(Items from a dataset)
* * *
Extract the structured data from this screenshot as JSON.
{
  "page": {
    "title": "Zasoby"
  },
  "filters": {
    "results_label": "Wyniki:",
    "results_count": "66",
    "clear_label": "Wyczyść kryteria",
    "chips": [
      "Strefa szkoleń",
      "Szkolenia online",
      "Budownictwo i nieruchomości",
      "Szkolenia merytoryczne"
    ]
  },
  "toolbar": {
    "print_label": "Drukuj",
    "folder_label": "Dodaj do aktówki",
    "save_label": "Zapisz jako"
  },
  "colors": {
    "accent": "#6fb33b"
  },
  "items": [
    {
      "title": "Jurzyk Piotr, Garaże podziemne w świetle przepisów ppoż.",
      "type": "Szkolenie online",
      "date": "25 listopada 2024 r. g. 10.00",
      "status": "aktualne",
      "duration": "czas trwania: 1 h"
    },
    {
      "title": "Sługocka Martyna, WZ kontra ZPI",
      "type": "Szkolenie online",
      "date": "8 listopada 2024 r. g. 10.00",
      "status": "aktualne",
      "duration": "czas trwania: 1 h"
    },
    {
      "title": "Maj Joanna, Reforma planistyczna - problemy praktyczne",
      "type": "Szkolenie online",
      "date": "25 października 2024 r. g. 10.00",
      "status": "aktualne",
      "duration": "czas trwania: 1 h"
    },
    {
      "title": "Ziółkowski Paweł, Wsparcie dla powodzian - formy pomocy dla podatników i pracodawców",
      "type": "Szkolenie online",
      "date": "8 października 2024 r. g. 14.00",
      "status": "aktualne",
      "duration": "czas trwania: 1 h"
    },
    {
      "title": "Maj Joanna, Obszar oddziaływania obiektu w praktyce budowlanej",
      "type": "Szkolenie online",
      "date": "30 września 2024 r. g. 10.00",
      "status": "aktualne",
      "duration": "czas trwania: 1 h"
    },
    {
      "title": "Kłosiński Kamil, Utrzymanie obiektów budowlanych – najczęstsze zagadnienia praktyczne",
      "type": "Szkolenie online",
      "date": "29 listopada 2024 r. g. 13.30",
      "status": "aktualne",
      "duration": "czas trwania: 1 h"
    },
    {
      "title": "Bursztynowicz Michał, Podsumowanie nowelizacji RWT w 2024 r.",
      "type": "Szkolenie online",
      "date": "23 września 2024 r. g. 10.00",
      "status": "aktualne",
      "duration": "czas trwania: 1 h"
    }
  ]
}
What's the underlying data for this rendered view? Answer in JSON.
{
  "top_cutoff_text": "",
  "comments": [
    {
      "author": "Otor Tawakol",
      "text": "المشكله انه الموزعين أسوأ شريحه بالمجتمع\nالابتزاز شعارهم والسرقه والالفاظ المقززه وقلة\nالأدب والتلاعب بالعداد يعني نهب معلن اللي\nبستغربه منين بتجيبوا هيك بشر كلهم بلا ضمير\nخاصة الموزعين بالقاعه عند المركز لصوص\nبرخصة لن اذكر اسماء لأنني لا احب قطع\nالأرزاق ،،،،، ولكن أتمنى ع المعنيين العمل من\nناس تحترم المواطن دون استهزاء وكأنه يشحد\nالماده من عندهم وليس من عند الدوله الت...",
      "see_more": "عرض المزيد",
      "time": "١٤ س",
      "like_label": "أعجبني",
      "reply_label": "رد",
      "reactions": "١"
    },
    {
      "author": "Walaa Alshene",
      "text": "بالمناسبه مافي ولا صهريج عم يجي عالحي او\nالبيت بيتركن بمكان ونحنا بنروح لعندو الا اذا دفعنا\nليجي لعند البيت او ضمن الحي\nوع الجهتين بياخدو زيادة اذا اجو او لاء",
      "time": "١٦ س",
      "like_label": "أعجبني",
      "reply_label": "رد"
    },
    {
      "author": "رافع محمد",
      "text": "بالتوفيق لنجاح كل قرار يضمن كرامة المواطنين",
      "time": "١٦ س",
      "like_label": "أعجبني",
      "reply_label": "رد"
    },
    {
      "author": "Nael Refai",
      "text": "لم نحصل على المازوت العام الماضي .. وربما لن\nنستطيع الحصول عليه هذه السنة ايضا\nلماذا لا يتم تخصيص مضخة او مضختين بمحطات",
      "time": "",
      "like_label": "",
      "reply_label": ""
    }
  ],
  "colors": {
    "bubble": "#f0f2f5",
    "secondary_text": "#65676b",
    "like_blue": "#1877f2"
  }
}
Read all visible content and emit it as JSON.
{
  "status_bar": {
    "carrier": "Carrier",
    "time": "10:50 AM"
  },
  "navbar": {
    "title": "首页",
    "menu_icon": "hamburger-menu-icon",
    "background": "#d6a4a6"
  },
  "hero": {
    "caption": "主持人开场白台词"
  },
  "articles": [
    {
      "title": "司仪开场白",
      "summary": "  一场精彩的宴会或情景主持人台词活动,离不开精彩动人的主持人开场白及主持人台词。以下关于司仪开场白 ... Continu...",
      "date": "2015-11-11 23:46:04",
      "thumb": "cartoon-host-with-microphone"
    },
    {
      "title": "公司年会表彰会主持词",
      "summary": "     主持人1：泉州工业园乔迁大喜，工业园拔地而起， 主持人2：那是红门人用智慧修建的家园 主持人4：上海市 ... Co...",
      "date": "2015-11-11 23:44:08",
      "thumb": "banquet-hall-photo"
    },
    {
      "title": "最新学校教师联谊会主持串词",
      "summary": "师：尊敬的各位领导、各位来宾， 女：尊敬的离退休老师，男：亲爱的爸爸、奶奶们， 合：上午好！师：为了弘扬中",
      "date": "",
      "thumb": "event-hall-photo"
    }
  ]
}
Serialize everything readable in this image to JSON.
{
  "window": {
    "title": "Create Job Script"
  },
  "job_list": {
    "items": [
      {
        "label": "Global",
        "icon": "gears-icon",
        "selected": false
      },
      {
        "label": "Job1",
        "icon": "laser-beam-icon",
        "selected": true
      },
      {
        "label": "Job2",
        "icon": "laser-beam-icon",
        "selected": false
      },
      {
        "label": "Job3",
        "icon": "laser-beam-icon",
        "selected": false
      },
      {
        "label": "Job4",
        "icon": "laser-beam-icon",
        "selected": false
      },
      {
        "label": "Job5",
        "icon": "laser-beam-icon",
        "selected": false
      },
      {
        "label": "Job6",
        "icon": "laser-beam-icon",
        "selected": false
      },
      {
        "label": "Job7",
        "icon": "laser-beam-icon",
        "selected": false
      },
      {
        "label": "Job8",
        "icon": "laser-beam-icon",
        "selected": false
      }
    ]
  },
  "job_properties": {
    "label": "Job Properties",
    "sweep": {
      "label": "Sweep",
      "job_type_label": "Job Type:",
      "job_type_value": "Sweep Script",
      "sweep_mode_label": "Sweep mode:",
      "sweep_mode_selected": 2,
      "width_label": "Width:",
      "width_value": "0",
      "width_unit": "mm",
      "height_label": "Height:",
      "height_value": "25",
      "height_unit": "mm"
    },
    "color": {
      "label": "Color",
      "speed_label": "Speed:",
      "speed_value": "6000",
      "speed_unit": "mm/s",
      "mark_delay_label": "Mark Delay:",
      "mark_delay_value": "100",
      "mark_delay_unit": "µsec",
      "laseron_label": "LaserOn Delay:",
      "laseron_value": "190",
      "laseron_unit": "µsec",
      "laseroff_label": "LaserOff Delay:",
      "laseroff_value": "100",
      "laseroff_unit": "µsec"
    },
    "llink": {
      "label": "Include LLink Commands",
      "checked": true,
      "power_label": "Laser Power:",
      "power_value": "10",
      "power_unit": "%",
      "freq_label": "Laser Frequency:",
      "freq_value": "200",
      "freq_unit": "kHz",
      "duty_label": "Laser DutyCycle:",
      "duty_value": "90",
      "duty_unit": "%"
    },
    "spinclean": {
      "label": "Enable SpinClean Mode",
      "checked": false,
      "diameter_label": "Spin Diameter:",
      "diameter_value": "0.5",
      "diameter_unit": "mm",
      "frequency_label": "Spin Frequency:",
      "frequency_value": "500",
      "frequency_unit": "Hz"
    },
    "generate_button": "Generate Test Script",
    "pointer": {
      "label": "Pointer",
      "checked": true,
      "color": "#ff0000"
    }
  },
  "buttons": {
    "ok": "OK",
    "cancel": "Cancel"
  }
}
* * *
What you should do: Using the entries above, return each line that includes the word "photo".

Solved exercise:
      "thumb": "banquet-hall-photo"
      "thumb": "event-hall-photo"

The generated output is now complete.